=== Set exercise ===
Return all entries word for word, but drop any images.

-- Supplied data start --

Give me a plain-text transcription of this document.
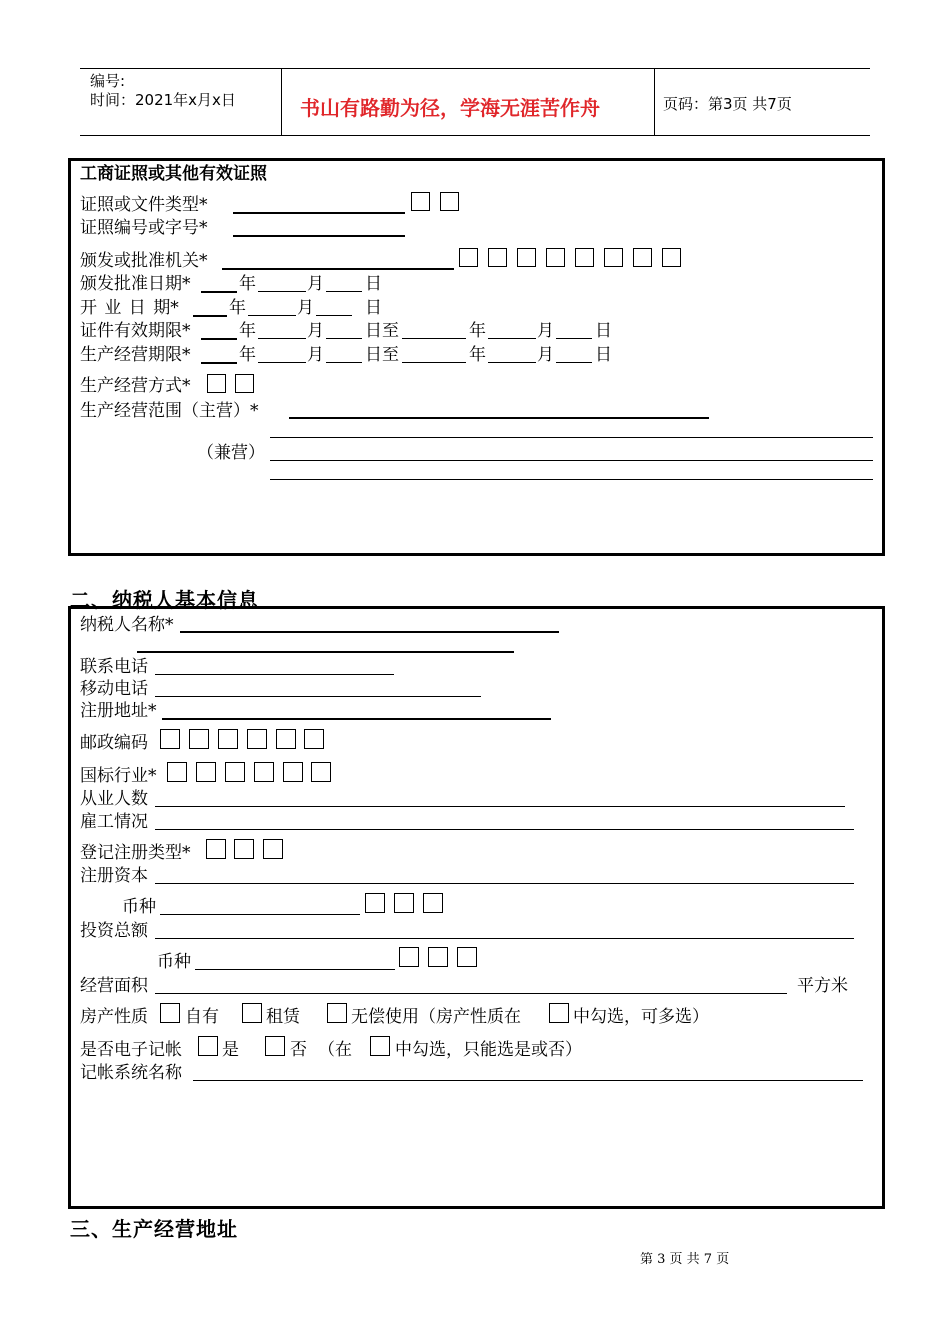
编号:
时间：2021年x月x日	书山有路勤为径，学海无涯苦作舟	页码：第3页 共7页
工商证照或其他有效证照
证照或文件类型*
证照编号或字号*
颁发或批准机关*
颁发批准日期*	年	月 日
开 业 日 期*	年	月	日
证件有效期限*	年	月 日至	年	月 日
生产经营期限*	年	月 日至	年	月 日
生产经营方式*
生产经营范围（主营）*
（兼营）
二、纳税人基本信息
纳税人名称*
联系电话
移动电话
注册地址*
邮政编码
国标行业*
从业人数
雇工情况
登记注册类型*
注册资本
币种
投资总额
币种
经营面积	平方米
房产性质 自有	租赁	无偿使用（房产性质在	中勾选，可多选）
是否电子记帐 是	否 （在	中勾选，只能选是或否）
记帐系统名称
三、生产经营地址
第 3 页 共 7 页
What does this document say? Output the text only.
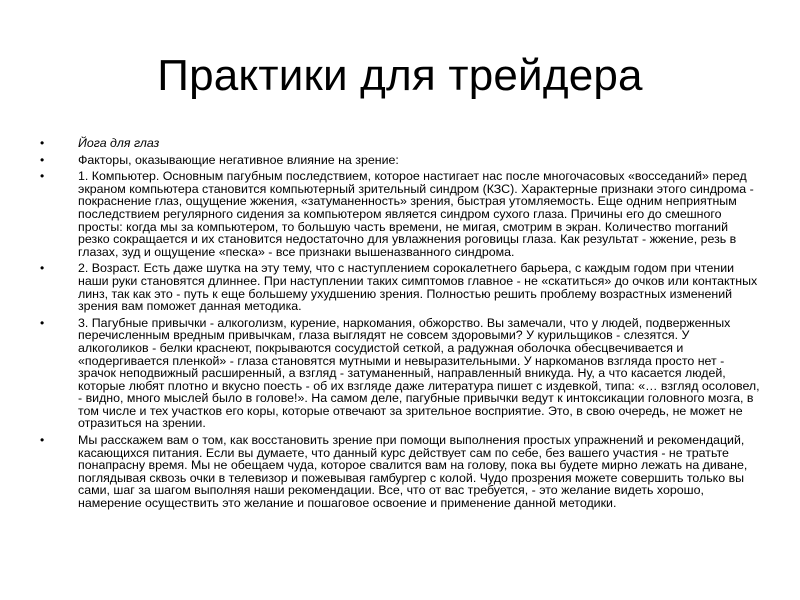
Практики для трейдера
•	Йога для глаз
•	Факторы, оказывающие негативное влияние на зрение:
•	1. Компьютер. Основным пагубным последствием, которое настигает нас после многочасовых «восседаний» перед экраном компьютера становится компьютерный зрительный синдром (КЗС). Характерные признаки этого синдрома - покраснение глаз, ощущение жжения, «затуманенность» зрения, быстрая утомляемость. Еще одним неприятным последствием регулярного сидения за компьютером является синдром сухого глаза. Причины его до смешного просты: когда мы за компьютером, то большую часть времени, не мигая, смотрим в экран. Количество morганий резко сокращается и их становится недостаточно для увлажнения роговицы глаза. Как результат - жжение, резь в глазах, зуд и ощущение «песка» - все признаки вышеназванного синдрома.
•	2. Возраст. Есть даже шутка на эту тему, что с наступлением сорокалетнего барьера, с каждым годом при чтении наши руки становятся длиннее. При наступлении таких симптомов главное - не «скатиться» до очков или контактных линз, так как это - путь к еще большему ухудшению зрения. Полностью решить проблему возрастных изменений зрения вам поможет данная методика.
•	3. Пагубные привычки - алкоголизм, курение, наркомания, обжорство. Вы замечали, что у людей, подверженных перечисленным вредным привычкам, глаза выглядят не совсем здоровыми? У курильщиков - слезятся. У алкоголиков - белки краснеют, покрываются сосудистой сеткой, а радужная оболочка обесцвечивается и «подергивается пленкой» - глаза становятся мутными и невыразительными. У наркоманов взгляда просто нет - зрачок неподвижный расширенный, а взгляд - затуманенный, направленный вникуда. Ну, а что касается людей, которые любят плотно и вкусно поесть - об их взгляде даже литература пишет с издевкой, типа: «… взгляд осоловел, - видно, много мыслей было в голове!». На самом деле, пагубные привычки ведут к интоксикации головного мозга, в том числе и тех участков его коры, которые отвечают за зрительное восприятие. Это, в свою очередь, не может не отразиться на зрении.
•	Мы расскажем вам о том, как восстановить зрение при помощи выполнения простых упражнений и рекомендаций, касающихся питания. Если вы думаете, что данный курс действует сам по себе, без вашего участия - не тратьте понапрасну время. Мы не обещаем чуда, которое свалится вам на голову, пока вы будете мирно лежать на диване, поглядывая сквозь очки в телевизор и пожевывая гамбургер с колой. Чудо прозрения можете совершить только вы сами, шаг за шагом выполняя наши рекомендации. Все, что от вас требуется, - это желание видеть хорошо, намерение осуществить это желание и пошаговое освоение и применение данной методики.
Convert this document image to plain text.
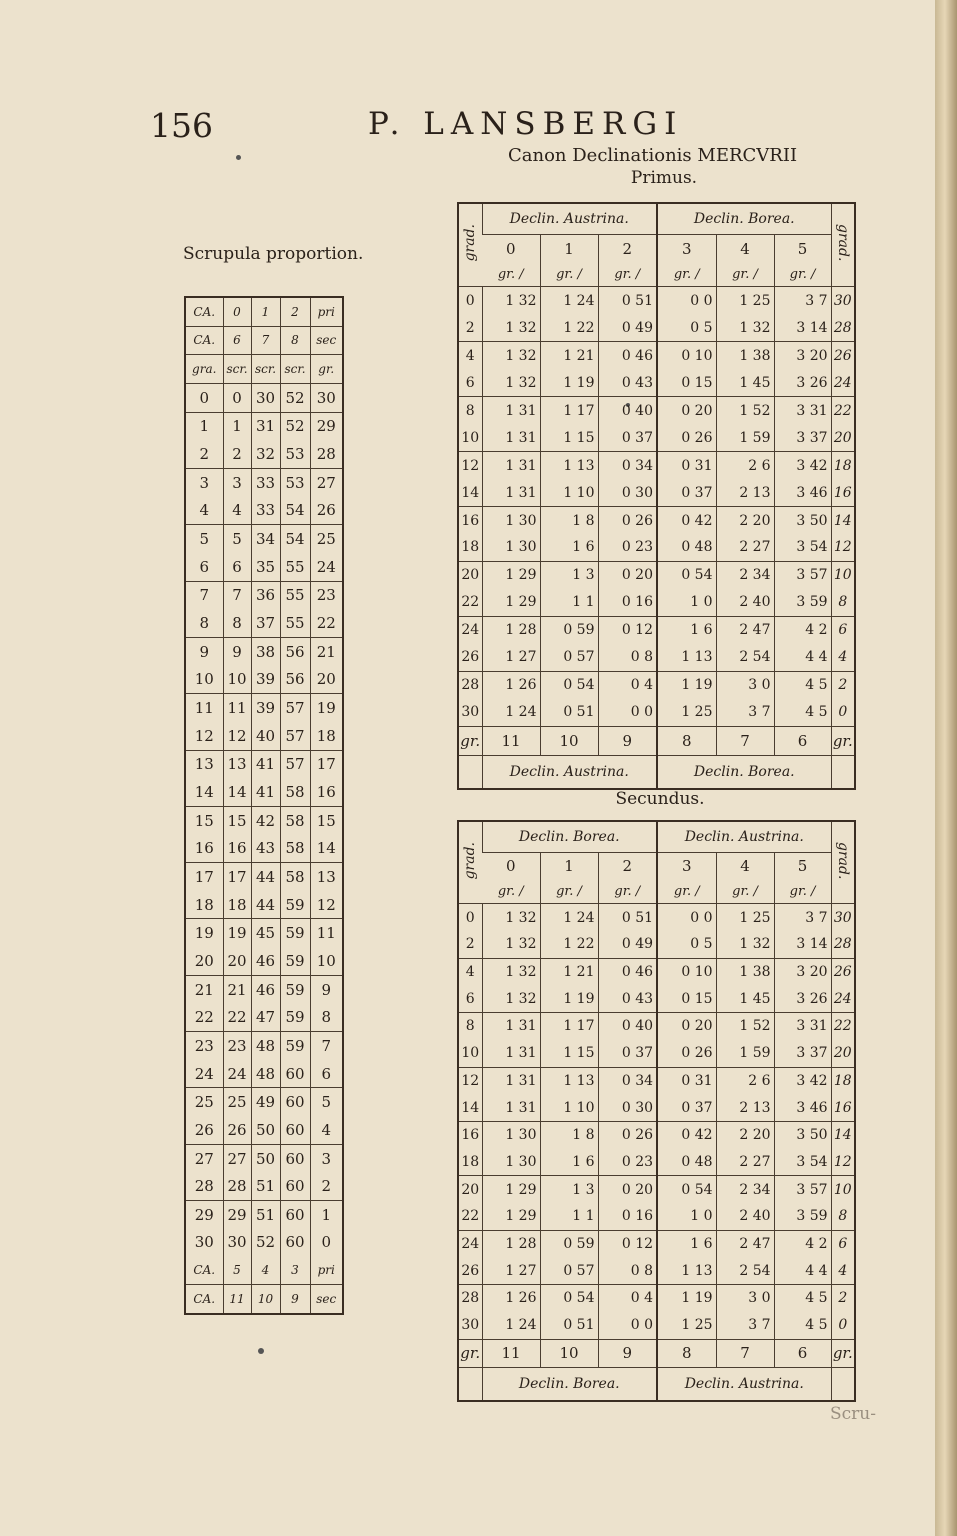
156	P. LANSBERGI
Canon Declinationis MERCVRII
Primus.
Secundus.
Scrupula proportion.
Scru-
CA.	0	1	2	pri
CA.	6	7	8	sec
gra.	scr.	scr.	scr.	gr.
0	0	30	52	30
1	1	31	52	29
2	2	32	53	28
3	3	33	53	27
4	4	33	54	26
5	5	34	54	25
6	6	35	55	24
7	7	36	55	23
8	8	37	55	22
9	9	38	56	21
10	10	39	56	20
11	11	39	57	19
12	12	40	57	18
13	13	41	57	17
14	14	41	58	16
15	15	42	58	15
16	16	43	58	14
17	17	44	58	13
18	18	44	59	12
19	19	45	59	11
20	20	46	59	10
21	21	46	59	9
22	22	47	59	8
23	23	48	59	7
24	24	48	60	6
25	25	49	60	5
26	26	50	60	4
27	27	50	60	3
28	28	51	60	2
29	29	51	60	1
30	30	52	60	0
CA.	5	4	3	pri
CA.	11	10	9	sec
grad.	Declin. Austrina.			Declin. Borea.			grad.
	0	1	2	3	4	5	
	gr. /	gr. /	gr. /	gr. /	gr. /	gr. /	
0	1 32	1 24	0 51	0 0	1 25	3 7	30
2	1 32	1 22	0 49	0 5	1 32	3 14	28
4	1 32	1 21	0 46	0 10	1 38	3 20	26
6	1 32	1 19	0 43	0 15	1 45	3 26	24
8	1 31	1 17	0 40	0 20	1 52	3 31	22
10	1 31	1 15	0 37	0 26	1 59	3 37	20
12	1 31	1 13	0 34	0 31	2 6	3 42	18
14	1 31	1 10	0 30	0 37	2 13	3 46	16
16	1 30	1 8	0 26	0 42	2 20	3 50	14
18	1 30	1 6	0 23	0 48	2 27	3 54	12
20	1 29	1 3	0 20	0 54	2 34	3 57	10
22	1 29	1 1	0 16	1 0	2 40	3 59	8
24	1 28	0 59	0 12	1 6	2 47	4 2	6
26	1 27	0 57	0 8	1 13	2 54	4 4	4
28	1 26	0 54	0 4	1 19	3 0	4 5	2
30	1 24	0 51	0 0	1 25	3 7	4 5	0
gr.	11	10	9	8	7	6	gr.
	Declin. Austrina.			Declin. Borea.			
grad.	Declin. Borea.			Declin. Austrina.			grad.
	0	1	2	3	4	5	
	gr. /	gr. /	gr. /	gr. /	gr. /	gr. /	
0	1 32	1 24	0 51	0 0	1 25	3 7	30
2	1 32	1 22	0 49	0 5	1 32	3 14	28
4	1 32	1 21	0 46	0 10	1 38	3 20	26
6	1 32	1 19	0 43	0 15	1 45	3 26	24
8	1 31	1 17	0 40	0 20	1 52	3 31	22
10	1 31	1 15	0 37	0 26	1 59	3 37	20
12	1 31	1 13	0 34	0 31	2 6	3 42	18
14	1 31	1 10	0 30	0 37	2 13	3 46	16
16	1 30	1 8	0 26	0 42	2 20	3 50	14
18	1 30	1 6	0 23	0 48	2 27	3 54	12
20	1 29	1 3	0 20	0 54	2 34	3 57	10
22	1 29	1 1	0 16	1 0	2 40	3 59	8
24	1 28	0 59	0 12	1 6	2 47	4 2	6
26	1 27	0 57	0 8	1 13	2 54	4 4	4
28	1 26	0 54	0 4	1 19	3 0	4 5	2
30	1 24	0 51	0 0	1 25	3 7	4 5	0
gr.	11	10	9	8	7	6	gr.
	Declin. Borea.			Declin. Austrina.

-- Supplied data end --

=== Result of this task ===
Give me a plain-text transcription of this document.
编号:
时间：2021年x月x日	书山有路勤为径，学海无涯苦作舟	页码：第3页 共7页
工商证照或其他有效证照
证照或文件类型*
证照编号或字号*
颁发或批准机关*
颁发批准日期*	年	月 日
开 业 日 期*	年	月	日
证件有效期限*	年	月 日至	年	月 日
生产经营期限*	年	月 日至	年	月 日
生产经营方式*
生产经营范围（主营）*
（兼营）
二、纳税人基本信息
纳税人名称*
联系电话
移动电话
注册地址*
邮政编码
国标行业*
从业人数
雇工情况
登记注册类型*
注册资本
币种
投资总额
币种
经营面积	平方米
房产性质 自有	租赁	无偿使用（房产性质在	中勾选，可多选）
是否电子记帐 是	否 （在	中勾选，只能选是或否）
记帐系统名称
三、生产经营地址
第 3 页 共 7 页
What does this document say? Output the text only.
Практики для трейдера
•	Йога для глаз
•	Факторы, оказывающие негативное влияние на зрение:
•	1. Компьютер. Основным пагубным последствием, которое настигает нас после многочасовых «восседаний» перед экраном компьютера становится компьютерный зрительный синдром (КЗС). Характерные признаки этого синдрома - покраснение глаз, ощущение жжения, «затуманенность» зрения, быстрая утомляемость. Еще одним неприятным последствием регулярного сидения за компьютером является синдром сухого глаза. Причины его до смешного просты: когда мы за компьютером, то большую часть времени, не мигая, смотрим в экран. Количество morганий резко сокращается и их становится недостаточно для увлажнения роговицы глаза. Как результат - жжение, резь в глазах, зуд и ощущение «песка» - все признаки вышеназванного синдрома.
•	2. Возраст. Есть даже шутка на эту тему, что с наступлением сорокалетнего барьера, с каждым годом при чтении наши руки становятся длиннее. При наступлении таких симптомов главное - не «скатиться» до очков или контактных линз, так как это - путь к еще большему ухудшению зрения. Полностью решить проблему возрастных изменений зрения вам поможет данная методика.
•	3. Пагубные привычки - алкоголизм, курение, наркомания, обжорство. Вы замечали, что у людей, подверженных перечисленным вредным привычкам, глаза выглядят не совсем здоровыми? У курильщиков - слезятся. У алкоголиков - белки краснеют, покрываются сосудистой сеткой, а радужная оболочка обесцвечивается и «подергивается пленкой» - глаза становятся мутными и невыразительными. У наркоманов взгляда просто нет - зрачок неподвижный расширенный, а взгляд - затуманенный, направленный вникуда. Ну, а что касается людей, которые любят плотно и вкусно поесть - об их взгляде даже литература пишет с издевкой, типа: «… взгляд осоловел, - видно, много мыслей было в голове!». На самом деле, пагубные привычки ведут к интоксикации головного мозга, в том числе и тех участков его коры, которые отвечают за зрительное восприятие. Это, в свою очередь, не может не отразиться на зрении.
•	Мы расскажем вам о том, как восстановить зрение при помощи выполнения простых упражнений и рекомендаций, касающихся питания. Если вы думаете, что данный курс действует сам по себе, без вашего участия - не тратьте понапрасну время. Мы не обещаем чуда, которое свалится вам на голову, пока вы будете мирно лежать на диване, поглядывая сквозь очки в телевизор и пожевывая гамбургер с колой. Чудо прозрения можете совершить только вы сами, шаг за шагом выполняя наши рекомендации. Все, что от вас требуется, - это желание видеть хорошо, намерение осуществить это желание и пошаговое освоение и применение данной методики.
Convert this document image to plain text.
156	P. LANSBERGI
Canon Declinationis MERCVRII
Primus.
Secundus.
Scrupula proportion.
Scru-
CA.	0	1	2	pri
CA.	6	7	8	sec
gra.	scr.	scr.	scr.	gr.
0	0	30	52	30
1	1	31	52	29
2	2	32	53	28
3	3	33	53	27
4	4	33	54	26
5	5	34	54	25
6	6	35	55	24
7	7	36	55	23
8	8	37	55	22
9	9	38	56	21
10	10	39	56	20
11	11	39	57	19
12	12	40	57	18
13	13	41	57	17
14	14	41	58	16
15	15	42	58	15
16	16	43	58	14
17	17	44	58	13
18	18	44	59	12
19	19	45	59	11
20	20	46	59	10
21	21	46	59	9
22	22	47	59	8
23	23	48	59	7
24	24	48	60	6
25	25	49	60	5
26	26	50	60	4
27	27	50	60	3
28	28	51	60	2
29	29	51	60	1
30	30	52	60	0
CA.	5	4	3	pri
CA.	11	10	9	sec
grad.	Declin. Austrina.			Declin. Borea.			grad.
	0	1	2	3	4	5	
	gr. /	gr. /	gr. /	gr. /	gr. /	gr. /	
0	1 32	1 24	0 51	0 0	1 25	3 7	30
2	1 32	1 22	0 49	0 5	1 32	3 14	28
4	1 32	1 21	0 46	0 10	1 38	3 20	26
6	1 32	1 19	0 43	0 15	1 45	3 26	24
8	1 31	1 17	0 40	0 20	1 52	3 31	22
10	1 31	1 15	0 37	0 26	1 59	3 37	20
12	1 31	1 13	0 34	0 31	2 6	3 42	18
14	1 31	1 10	0 30	0 37	2 13	3 46	16
16	1 30	1 8	0 26	0 42	2 20	3 50	14
18	1 30	1 6	0 23	0 48	2 27	3 54	12
20	1 29	1 3	0 20	0 54	2 34	3 57	10
22	1 29	1 1	0 16	1 0	2 40	3 59	8
24	1 28	0 59	0 12	1 6	2 47	4 2	6
26	1 27	0 57	0 8	1 13	2 54	4 4	4
28	1 26	0 54	0 4	1 19	3 0	4 5	2
30	1 24	0 51	0 0	1 25	3 7	4 5	0
gr.	11	10	9	8	7	6	gr.
	Declin. Austrina.			Declin. Borea.			
grad.	Declin. Borea.			Declin. Austrina.			grad.
	0	1	2	3	4	5	
	gr. /	gr. /	gr. /	gr. /	gr. /	gr. /	
0	1 32	1 24	0 51	0 0	1 25	3 7	30
2	1 32	1 22	0 49	0 5	1 32	3 14	28
4	1 32	1 21	0 46	0 10	1 38	3 20	26
6	1 32	1 19	0 43	0 15	1 45	3 26	24
8	1 31	1 17	0 40	0 20	1 52	3 31	22
10	1 31	1 15	0 37	0 26	1 59	3 37	20
12	1 31	1 13	0 34	0 31	2 6	3 42	18
14	1 31	1 10	0 30	0 37	2 13	3 46	16
16	1 30	1 8	0 26	0 42	2 20	3 50	14
18	1 30	1 6	0 23	0 48	2 27	3 54	12
20	1 29	1 3	0 20	0 54	2 34	3 57	10
22	1 29	1 1	0 16	1 0	2 40	3 59	8
24	1 28	0 59	0 12	1 6	2 47	4 2	6
26	1 27	0 57	0 8	1 13	2 54	4 4	4
28	1 26	0 54	0 4	1 19	3 0	4 5	2
30	1 24	0 51	0 0	1 25	3 7	4 5	0
gr.	11	10	9	8	7	6	gr.
	Declin. Borea.			Declin. Austrina.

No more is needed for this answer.